SHORT TASK: Transcribe every line, keeping it exact.

--- DATASET EXTRACT ---

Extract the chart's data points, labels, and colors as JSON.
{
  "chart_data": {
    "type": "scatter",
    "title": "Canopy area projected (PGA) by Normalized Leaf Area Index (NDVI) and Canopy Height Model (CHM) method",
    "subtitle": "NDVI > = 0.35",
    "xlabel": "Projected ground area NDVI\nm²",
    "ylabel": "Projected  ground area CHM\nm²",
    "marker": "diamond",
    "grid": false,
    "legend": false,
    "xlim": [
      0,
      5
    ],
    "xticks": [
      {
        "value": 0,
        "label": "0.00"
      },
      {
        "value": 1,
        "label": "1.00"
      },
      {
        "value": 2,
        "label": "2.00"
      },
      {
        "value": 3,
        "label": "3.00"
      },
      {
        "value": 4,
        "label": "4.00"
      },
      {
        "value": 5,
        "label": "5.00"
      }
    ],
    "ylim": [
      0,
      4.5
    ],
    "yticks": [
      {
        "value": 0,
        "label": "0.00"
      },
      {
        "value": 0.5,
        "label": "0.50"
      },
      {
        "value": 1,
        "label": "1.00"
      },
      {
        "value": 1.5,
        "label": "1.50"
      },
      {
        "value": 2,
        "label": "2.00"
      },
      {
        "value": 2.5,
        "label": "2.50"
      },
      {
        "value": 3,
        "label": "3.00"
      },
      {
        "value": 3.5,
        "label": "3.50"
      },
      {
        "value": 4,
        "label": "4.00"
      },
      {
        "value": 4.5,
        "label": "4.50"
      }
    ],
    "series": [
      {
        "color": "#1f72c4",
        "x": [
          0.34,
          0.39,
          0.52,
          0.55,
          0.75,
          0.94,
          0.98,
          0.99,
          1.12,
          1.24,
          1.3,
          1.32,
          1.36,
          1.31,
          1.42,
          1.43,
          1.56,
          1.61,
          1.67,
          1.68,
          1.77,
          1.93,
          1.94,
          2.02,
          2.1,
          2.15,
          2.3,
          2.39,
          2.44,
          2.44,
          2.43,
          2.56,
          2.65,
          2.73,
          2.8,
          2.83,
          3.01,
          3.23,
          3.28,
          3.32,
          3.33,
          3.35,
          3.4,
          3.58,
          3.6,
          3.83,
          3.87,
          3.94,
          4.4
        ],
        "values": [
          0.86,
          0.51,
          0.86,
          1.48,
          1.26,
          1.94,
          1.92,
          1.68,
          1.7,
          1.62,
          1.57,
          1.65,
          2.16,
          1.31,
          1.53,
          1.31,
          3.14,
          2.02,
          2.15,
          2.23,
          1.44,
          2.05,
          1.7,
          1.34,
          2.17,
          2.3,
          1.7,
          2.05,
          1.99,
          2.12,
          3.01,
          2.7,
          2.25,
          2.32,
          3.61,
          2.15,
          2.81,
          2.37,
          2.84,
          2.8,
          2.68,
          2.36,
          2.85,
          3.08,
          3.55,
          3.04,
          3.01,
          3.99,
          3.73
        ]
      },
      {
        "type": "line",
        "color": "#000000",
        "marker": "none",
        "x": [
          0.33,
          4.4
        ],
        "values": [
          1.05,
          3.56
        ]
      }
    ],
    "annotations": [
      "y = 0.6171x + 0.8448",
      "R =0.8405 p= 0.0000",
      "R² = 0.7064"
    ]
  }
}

---

EXERCISE OUTPUT:
Extract the chart's data points, labels, and colors as JSON.
{
  "chart_data": {
    "type": "scatter",
    "title": "Canopy area projected (PGA) by Normalized Leaf Area Index (NDVI) and Canopy Height Model (CHM) method",
    "subtitle": "NDVI > = 0.35",
    "xlabel": "Projected ground area NDVI\nm²",
    "ylabel": "Projected  ground area CHM\nm²",
    "marker": "diamond",
    "grid": false,
    "legend": false,
    "xlim": [
      0,
      5
    ],
    "xticks": [
      {
        "value": 0,
        "label": "0.00"
      },
      {
        "value": 1,
        "label": "1.00"
      },
      {
        "value": 2,
        "label": "2.00"
      },
      {
        "value": 3,
        "label": "3.00"
      },
      {
        "value": 4,
        "label": "4.00"
      },
      {
        "value": 5,
        "label": "5.00"
      }
    ],
    "ylim": [
      0,
      4.5
    ],
    "yticks": [
      {
        "value": 0,
        "label": "0.00"
      },
      {
        "value": 0.5,
        "label": "0.50"
      },
      {
        "value": 1,
        "label": "1.00"
      },
      {
        "value": 1.5,
        "label": "1.50"
      },
      {
        "value": 2,
        "label": "2.00"
      },
      {
        "value": 2.5,
        "label": "2.50"
      },
      {
        "value": 3,
        "label": "3.00"
      },
      {
        "value": 3.5,
        "label": "3.50"
      },
      {
        "value": 4,
        "label": "4.00"
      },
      {
        "value": 4.5,
        "label": "4.50"
      }
    ],
    "series": [
      {
        "color": "#1f72c4",
        "x": [
          0.34,
          0.39,
          0.52,
          0.55,
          0.75,
          0.94,
          0.98,
          0.99,
          1.12,
          1.24,
          1.3,
          1.32,
          1.36,
          1.31,
          1.42,
          1.43,
          1.56,
          1.61,
          1.67,
          1.68,
          1.77,
          1.93,
          1.94,
          2.02,
          2.1,
          2.15,
          2.3,
          2.39,
          2.44,
          2.44,
          2.43,
          2.56,
          2.65,
          2.73,
          2.8,
          2.83,
          3.01,
          3.23,
          3.28,
          3.32,
          3.33,
          3.35,
          3.4,
          3.58,
          3.6,
          3.83,
          3.87,
          3.94,
          4.4
        ],
        "values": [
          0.86,
          0.51,
          0.86,
          1.48,
          1.26,
          1.94,
          1.92,
          1.68,
          1.7,
          1.62,
          1.57,
          1.65,
          2.16,
          1.31,
          1.53,
          1.31,
          3.14,
          2.02,
          2.15,
          2.23,
          1.44,
          2.05,
          1.7,
          1.34,
          2.17,
          2.3,
          1.7,
          2.05,
          1.99,
          2.12,
          3.01,
          2.7,
          2.25,
          2.32,
          3.61,
          2.15,
          2.81,
          2.37,
          2.84,
          2.8,
          2.68,
          2.36,
          2.85,
          3.08,
          3.55,
          3.04,
          3.01,
          3.99,
          3.73
        ]
      },
      {
        "type": "line",
        "color": "#000000",
        "marker": "none",
        "x": [
          0.33,
          4.4
        ],
        "values": [
          1.05,
          3.56
        ]
      }
    ],
    "annotations": [
      "y = 0.6171x + 0.8448",
      "R =0.8405 p= 0.0000",
      "R² = 0.7064"
    ]
  }
}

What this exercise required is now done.